Passage to read »
27.Redeemable Securities

 

The Company may, subject to any law, issue redeemable securities on such terms as determined by the board of directors, provided that the general meeting approves the board of directors’ recommendation and the terms determined.

 

28.Contributions

 

The Company may contribute a reasonable sum of money for an worthy object, even if the contribution is not within the scope of business considerations conducive to the Company’s profits.

 

29.Accounts

 

  29.1 The Company shall keep accounts and draw up financial statements pursuant to the Securities Law and any other law.

 

  29.2 The books of account shall be kept at the office or at such other place as the directors deem fit, and shall always be open for the directors’ inspection.

 

30.Notices

 

  30.1 Subject to any law, notice or any other document which the Company sends and which it may or is required to give pursuant to the provisions of these articles and/or the Companies Law shall be sent by the Company to any person personally, by mail in a letter addressed in accordance with the registered address of such shareholder in the shareholders’ register or in accordance with any address which the shareholder specifies in a letter to the Company as the address for the sending of notices or other documents, or by facsimile in accordance with the number specified by the shareholder as the number for sending notices by facsimile. Should the Company publish notice in at least two Israeli daily newspapers, notice shall be deemed to have been given to any member whose address as registered in the Company’s Register is in Israel.

 

  30.2 Any notices which must be given to the shareholders shall be given, in relation to shares which are jointly held, to the person whose name appears first in the shareholders’ register as the holder of such share, and any notice given in this manner shall be adequate notice to the holders of such share.

 

  30.3 Any notice or other document that is sent shall be deemed to have reached its destination within three business days - if sent by registered mail and/or ordinary mail in Israel, and if delivered by hand or sent by facsimile, it shall be deemed to have reached its destination on the first business day following its receipt. When coming to prove the delivery, it shall be adequate to prove that the letter that was sent by mail containing the notice or document was correctly addressed and delivered to the post office as a stamped letter or as a stamped registered letter, and in respect of a facsimile it is sufficient to furnish the transmission confirmation from the sending instrument.

 

  30.4 Any entry effected in the ordinary way in the Company’s register shall be deemed prima facie proof regarding the dispatch, as entered in such register.

 

  30.5 Where it is necessary to give prior notice of a particular number of days or notice that is valid for any period, the date of delivery shall be taken into account in reckoning the number of days or the period.

Records shown »
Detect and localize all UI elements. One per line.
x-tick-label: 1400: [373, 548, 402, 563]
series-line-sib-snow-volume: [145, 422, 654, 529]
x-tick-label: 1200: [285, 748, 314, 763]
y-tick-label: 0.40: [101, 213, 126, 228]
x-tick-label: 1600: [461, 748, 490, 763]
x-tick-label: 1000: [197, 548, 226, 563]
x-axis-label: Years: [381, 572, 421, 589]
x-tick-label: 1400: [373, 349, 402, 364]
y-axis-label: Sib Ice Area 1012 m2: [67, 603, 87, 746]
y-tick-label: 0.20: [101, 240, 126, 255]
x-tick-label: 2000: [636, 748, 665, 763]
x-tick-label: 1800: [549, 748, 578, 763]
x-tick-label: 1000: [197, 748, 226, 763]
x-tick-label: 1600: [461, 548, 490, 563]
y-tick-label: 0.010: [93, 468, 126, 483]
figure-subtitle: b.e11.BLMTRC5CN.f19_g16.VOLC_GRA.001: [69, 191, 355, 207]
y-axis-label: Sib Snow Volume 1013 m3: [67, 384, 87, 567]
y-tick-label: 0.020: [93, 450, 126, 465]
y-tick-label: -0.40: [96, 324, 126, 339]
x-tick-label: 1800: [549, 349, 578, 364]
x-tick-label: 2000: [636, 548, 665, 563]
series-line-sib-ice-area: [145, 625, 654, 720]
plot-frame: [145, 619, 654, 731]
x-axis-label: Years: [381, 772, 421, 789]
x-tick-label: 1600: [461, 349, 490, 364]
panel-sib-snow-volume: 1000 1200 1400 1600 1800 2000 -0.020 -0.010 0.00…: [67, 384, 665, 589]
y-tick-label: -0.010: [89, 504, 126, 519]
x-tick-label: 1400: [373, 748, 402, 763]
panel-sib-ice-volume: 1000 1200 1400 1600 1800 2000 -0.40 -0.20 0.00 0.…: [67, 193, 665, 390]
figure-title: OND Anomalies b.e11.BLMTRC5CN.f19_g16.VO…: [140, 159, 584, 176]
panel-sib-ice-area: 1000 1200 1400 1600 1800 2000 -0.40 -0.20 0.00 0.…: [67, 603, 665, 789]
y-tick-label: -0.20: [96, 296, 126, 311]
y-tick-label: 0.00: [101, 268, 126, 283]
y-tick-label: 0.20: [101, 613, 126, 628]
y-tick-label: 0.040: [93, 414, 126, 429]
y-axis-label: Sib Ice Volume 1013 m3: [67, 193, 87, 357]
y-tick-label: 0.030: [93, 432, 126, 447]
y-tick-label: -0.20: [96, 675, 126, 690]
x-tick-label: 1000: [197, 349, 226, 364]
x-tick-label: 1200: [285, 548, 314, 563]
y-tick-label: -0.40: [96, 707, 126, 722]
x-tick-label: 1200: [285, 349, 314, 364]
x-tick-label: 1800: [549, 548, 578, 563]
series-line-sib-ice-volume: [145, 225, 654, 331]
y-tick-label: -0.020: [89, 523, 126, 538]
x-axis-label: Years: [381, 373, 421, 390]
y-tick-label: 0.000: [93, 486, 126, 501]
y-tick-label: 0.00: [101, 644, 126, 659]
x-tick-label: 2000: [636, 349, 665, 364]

Required work »
A: Answer these questions from the company articles, one answer per line, marked to match:
(i) Whose approval of the board's recommendation and terms is required before the Company issues redeemable securities?
(ii) Where are the books of account to be kept?
(iii) For jointly held shares, who receives notices given to shareholders?
B: Retype part of the company articles, beginning at the words "30.5 Where it" and stopping after the words "or the period.".

Set of answers »
A:
(i) The general meeting.
(ii) At the office or at such other place as the directors deem fit.
(iii) The person whose name appears first in the shareholders' register as the holder of the share.

B:
30.5 Where it is necessary to give prior notice of a particular number of days or notice that is valid for any period, the date of delivery shall be taken into account in reckoning the number of days or the period.